[Dataset excerpt]
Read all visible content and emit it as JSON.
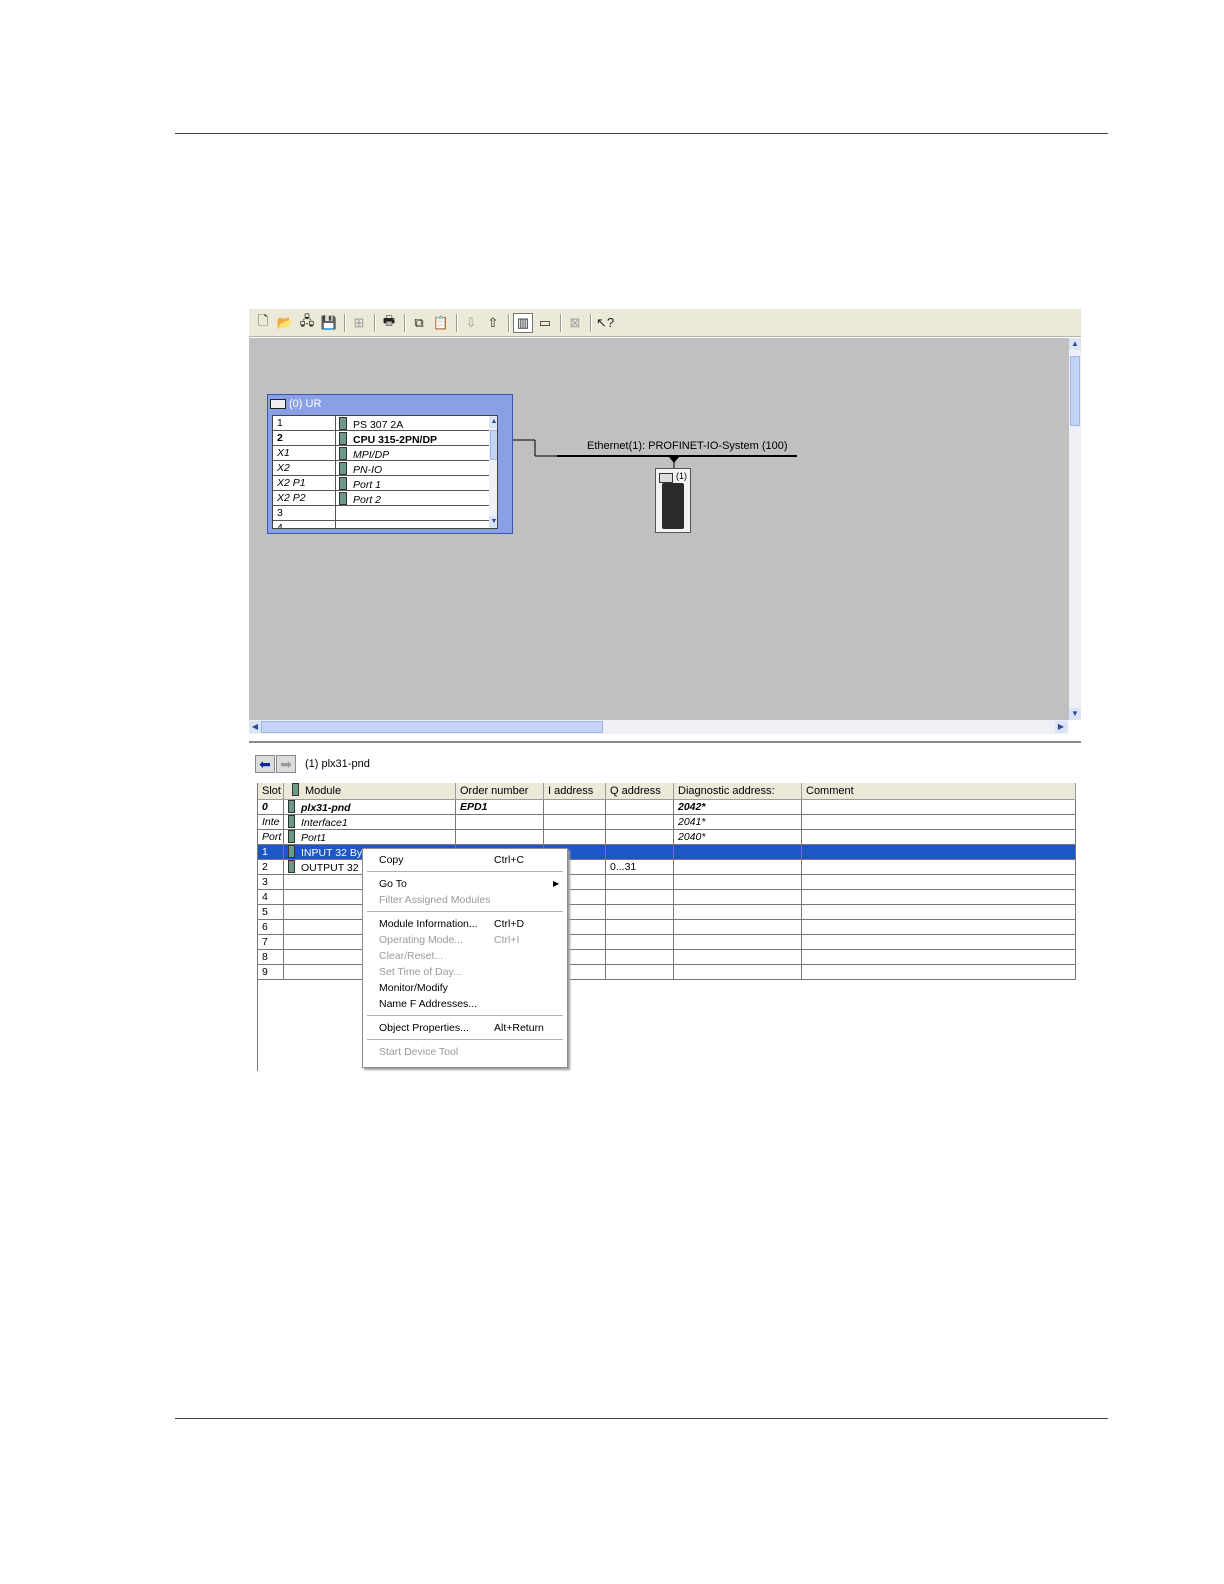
{
  "toolbar": {
    "icons": [
      {
        "name": "new-icon",
        "glyph": "🗋",
        "disabled": false
      },
      {
        "name": "open-icon",
        "glyph": "📂",
        "disabled": false
      },
      {
        "name": "accessible-nodes-icon",
        "glyph": "🖧",
        "disabled": false
      },
      {
        "name": "save-icon",
        "glyph": "💾",
        "disabled": true
      },
      {
        "name": "save-compile-icon",
        "glyph": "⊞",
        "disabled": true
      },
      {
        "name": "print-icon",
        "glyph": "🖶",
        "disabled": false
      },
      {
        "name": "copy-icon",
        "glyph": "⧉",
        "disabled": false
      },
      {
        "name": "paste-icon",
        "glyph": "📋",
        "disabled": true
      },
      {
        "name": "download-icon",
        "glyph": "⇩",
        "disabled": true
      },
      {
        "name": "upload-icon",
        "glyph": "⇧",
        "disabled": false
      },
      {
        "name": "catalog-icon",
        "glyph": "▥",
        "disabled": false,
        "active": true
      },
      {
        "name": "window-icon",
        "glyph": "▭",
        "disabled": false
      },
      {
        "name": "network-icon",
        "glyph": "⊠",
        "disabled": true
      },
      {
        "name": "help-icon",
        "glyph": "↖?",
        "disabled": false
      }
    ]
  },
  "rack": {
    "title": "(0) UR",
    "rows": [
      {
        "slot": "1",
        "module": "PS 307 2A",
        "bold": false,
        "italic": false
      },
      {
        "slot": "2",
        "module": "CPU 315-2PN/DP",
        "bold": true,
        "italic": false
      },
      {
        "slot": "X1",
        "module": "MPI/DP",
        "bold": false,
        "italic": true
      },
      {
        "slot": "X2",
        "module": "PN-IO",
        "bold": false,
        "italic": true
      },
      {
        "slot": "X2 P1",
        "module": "Port 1",
        "bold": false,
        "italic": true
      },
      {
        "slot": "X2 P2",
        "module": "Port 2",
        "bold": false,
        "italic": true
      },
      {
        "slot": "3",
        "module": "",
        "bold": false,
        "italic": false
      },
      {
        "slot": "4",
        "module": "",
        "bold": false,
        "italic": false
      }
    ]
  },
  "network": {
    "label": "Ethernet(1): PROFINET-IO-System (100)",
    "device_label": "(1)"
  },
  "detail": {
    "title": "(1)   plx31-pnd",
    "columns": [
      "Slot",
      "Module",
      "Order number",
      "I address",
      "Q address",
      "Diagnostic address:",
      "Comment"
    ],
    "rows": [
      {
        "slot": "0",
        "module": "plx31-pnd",
        "order": "EPD1",
        "iaddr": "",
        "qaddr": "",
        "diag": "2042*",
        "comment": "",
        "style": "bolditalic"
      },
      {
        "slot": "Inte",
        "module": "Interface1",
        "order": "",
        "iaddr": "",
        "qaddr": "",
        "diag": "2041*",
        "comment": "",
        "style": "italic"
      },
      {
        "slot": "Port",
        "module": "Port1",
        "order": "",
        "iaddr": "",
        "qaddr": "",
        "diag": "2040*",
        "comment": "",
        "style": "italic"
      },
      {
        "slot": "1",
        "module": "INPUT 32 By",
        "order": "",
        "iaddr": "",
        "qaddr": "",
        "diag": "",
        "comment": "",
        "style": "selected"
      },
      {
        "slot": "2",
        "module": "OUTPUT 32",
        "order": "",
        "iaddr": "",
        "qaddr": "0...31",
        "diag": "",
        "comment": "",
        "style": "normal"
      },
      {
        "slot": "3",
        "module": "",
        "order": "",
        "iaddr": "",
        "qaddr": "",
        "diag": "",
        "comment": "",
        "style": "normal"
      },
      {
        "slot": "4",
        "module": "",
        "order": "",
        "iaddr": "",
        "qaddr": "",
        "diag": "",
        "comment": "",
        "style": "normal"
      },
      {
        "slot": "5",
        "module": "",
        "order": "",
        "iaddr": "",
        "qaddr": "",
        "diag": "",
        "comment": "",
        "style": "normal"
      },
      {
        "slot": "6",
        "module": "",
        "order": "",
        "iaddr": "",
        "qaddr": "",
        "diag": "",
        "comment": "",
        "style": "normal"
      },
      {
        "slot": "7",
        "module": "",
        "order": "",
        "iaddr": "",
        "qaddr": "",
        "diag": "",
        "comment": "",
        "style": "normal"
      },
      {
        "slot": "8",
        "module": "",
        "order": "",
        "iaddr": "",
        "qaddr": "",
        "diag": "",
        "comment": "",
        "style": "normal"
      },
      {
        "slot": "9",
        "module": "",
        "order": "",
        "iaddr": "",
        "qaddr": "",
        "diag": "",
        "comment": "",
        "style": "normal"
      }
    ]
  },
  "context_menu": {
    "items": [
      {
        "label": "Copy",
        "shortcut": "Ctrl+C",
        "disabled": false
      },
      {
        "sep": true
      },
      {
        "label": "Go To",
        "shortcut": "",
        "disabled": false,
        "submenu": true
      },
      {
        "label": "Filter Assigned Modules",
        "shortcut": "",
        "disabled": true
      },
      {
        "sep": true
      },
      {
        "label": "Module Information...",
        "shortcut": "Ctrl+D",
        "disabled": false
      },
      {
        "label": "Operating Mode...",
        "shortcut": "Ctrl+I",
        "disabled": true
      },
      {
        "label": "Clear/Reset...",
        "shortcut": "",
        "disabled": true
      },
      {
        "label": "Set Time of Day...",
        "shortcut": "",
        "disabled": true
      },
      {
        "label": "Monitor/Modify",
        "shortcut": "",
        "disabled": false
      },
      {
        "label": "Name F Addresses...",
        "shortcut": "",
        "disabled": false
      },
      {
        "sep": true
      },
      {
        "label": "Object Properties...",
        "shortcut": "Alt+Return",
        "disabled": false
      },
      {
        "sep": true
      },
      {
        "label": "Start Device Tool",
        "shortcut": "",
        "disabled": true
      }
    ]
  },
  "colors": {
    "canvas": "#c0c0c0",
    "selection": "#1c56c8",
    "rack_frame": "#8aa0e6"
  }
}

● TASK TO CARRY OUT
Repeat verbatim all the material, but not the pictures.

● FINAL RESULT
Read all visible content and emit it as JSON.
{
  "toolbar": {
    "icons": [
      {
        "name": "new-icon",
        "glyph": "🗋",
        "disabled": false
      },
      {
        "name": "open-icon",
        "glyph": "📂",
        "disabled": false
      },
      {
        "name": "accessible-nodes-icon",
        "glyph": "🖧",
        "disabled": false
      },
      {
        "name": "save-icon",
        "glyph": "💾",
        "disabled": true
      },
      {
        "name": "save-compile-icon",
        "glyph": "⊞",
        "disabled": true
      },
      {
        "name": "print-icon",
        "glyph": "🖶",
        "disabled": false
      },
      {
        "name": "copy-icon",
        "glyph": "⧉",
        "disabled": false
      },
      {
        "name": "paste-icon",
        "glyph": "📋",
        "disabled": true
      },
      {
        "name": "download-icon",
        "glyph": "⇩",
        "disabled": true
      },
      {
        "name": "upload-icon",
        "glyph": "⇧",
        "disabled": false
      },
      {
        "name": "catalog-icon",
        "glyph": "▥",
        "disabled": false,
        "active": true
      },
      {
        "name": "window-icon",
        "glyph": "▭",
        "disabled": false
      },
      {
        "name": "network-icon",
        "glyph": "⊠",
        "disabled": true
      },
      {
        "name": "help-icon",
        "glyph": "↖?",
        "disabled": false
      }
    ]
  },
  "rack": {
    "title": "(0) UR",
    "rows": [
      {
        "slot": "1",
        "module": "PS 307 2A",
        "bold": false,
        "italic": false
      },
      {
        "slot": "2",
        "module": "CPU 315-2PN/DP",
        "bold": true,
        "italic": false
      },
      {
        "slot": "X1",
        "module": "MPI/DP",
        "bold": false,
        "italic": true
      },
      {
        "slot": "X2",
        "module": "PN-IO",
        "bold": false,
        "italic": true
      },
      {
        "slot": "X2 P1",
        "module": "Port 1",
        "bold": false,
        "italic": true
      },
      {
        "slot": "X2 P2",
        "module": "Port 2",
        "bold": false,
        "italic": true
      },
      {
        "slot": "3",
        "module": "",
        "bold": false,
        "italic": false
      },
      {
        "slot": "4",
        "module": "",
        "bold": false,
        "italic": false
      }
    ]
  },
  "network": {
    "label": "Ethernet(1): PROFINET-IO-System (100)",
    "device_label": "(1)"
  },
  "detail": {
    "title": "(1)   plx31-pnd",
    "columns": [
      "Slot",
      "Module",
      "Order number",
      "I address",
      "Q address",
      "Diagnostic address:",
      "Comment"
    ],
    "rows": [
      {
        "slot": "0",
        "module": "plx31-pnd",
        "order": "EPD1",
        "iaddr": "",
        "qaddr": "",
        "diag": "2042*",
        "comment": "",
        "style": "bolditalic"
      },
      {
        "slot": "Inte",
        "module": "Interface1",
        "order": "",
        "iaddr": "",
        "qaddr": "",
        "diag": "2041*",
        "comment": "",
        "style": "italic"
      },
      {
        "slot": "Port",
        "module": "Port1",
        "order": "",
        "iaddr": "",
        "qaddr": "",
        "diag": "2040*",
        "comment": "",
        "style": "italic"
      },
      {
        "slot": "1",
        "module": "INPUT 32 By",
        "order": "",
        "iaddr": "",
        "qaddr": "",
        "diag": "",
        "comment": "",
        "style": "selected"
      },
      {
        "slot": "2",
        "module": "OUTPUT 32",
        "order": "",
        "iaddr": "",
        "qaddr": "0...31",
        "diag": "",
        "comment": "",
        "style": "normal"
      },
      {
        "slot": "3",
        "module": "",
        "order": "",
        "iaddr": "",
        "qaddr": "",
        "diag": "",
        "comment": "",
        "style": "normal"
      },
      {
        "slot": "4",
        "module": "",
        "order": "",
        "iaddr": "",
        "qaddr": "",
        "diag": "",
        "comment": "",
        "style": "normal"
      },
      {
        "slot": "5",
        "module": "",
        "order": "",
        "iaddr": "",
        "qaddr": "",
        "diag": "",
        "comment": "",
        "style": "normal"
      },
      {
        "slot": "6",
        "module": "",
        "order": "",
        "iaddr": "",
        "qaddr": "",
        "diag": "",
        "comment": "",
        "style": "normal"
      },
      {
        "slot": "7",
        "module": "",
        "order": "",
        "iaddr": "",
        "qaddr": "",
        "diag": "",
        "comment": "",
        "style": "normal"
      },
      {
        "slot": "8",
        "module": "",
        "order": "",
        "iaddr": "",
        "qaddr": "",
        "diag": "",
        "comment": "",
        "style": "normal"
      },
      {
        "slot": "9",
        "module": "",
        "order": "",
        "iaddr": "",
        "qaddr": "",
        "diag": "",
        "comment": "",
        "style": "normal"
      }
    ]
  },
  "context_menu": {
    "items": [
      {
        "label": "Copy",
        "shortcut": "Ctrl+C",
        "disabled": false
      },
      {
        "sep": true
      },
      {
        "label": "Go To",
        "shortcut": "",
        "disabled": false,
        "submenu": true
      },
      {
        "label": "Filter Assigned Modules",
        "shortcut": "",
        "disabled": true
      },
      {
        "sep": true
      },
      {
        "label": "Module Information...",
        "shortcut": "Ctrl+D",
        "disabled": false
      },
      {
        "label": "Operating Mode...",
        "shortcut": "Ctrl+I",
        "disabled": true
      },
      {
        "label": "Clear/Reset...",
        "shortcut": "",
        "disabled": true
      },
      {
        "label": "Set Time of Day...",
        "shortcut": "",
        "disabled": true
      },
      {
        "label": "Monitor/Modify",
        "shortcut": "",
        "disabled": false
      },
      {
        "label": "Name F Addresses...",
        "shortcut": "",
        "disabled": false
      },
      {
        "sep": true
      },
      {
        "label": "Object Properties...",
        "shortcut": "Alt+Return",
        "disabled": false
      },
      {
        "sep": true
      },
      {
        "label": "Start Device Tool",
        "shortcut": "",
        "disabled": true
      }
    ]
  },
  "colors": {
    "canvas": "#c0c0c0",
    "selection": "#1c56c8",
    "rack_frame": "#8aa0e6"
  }
}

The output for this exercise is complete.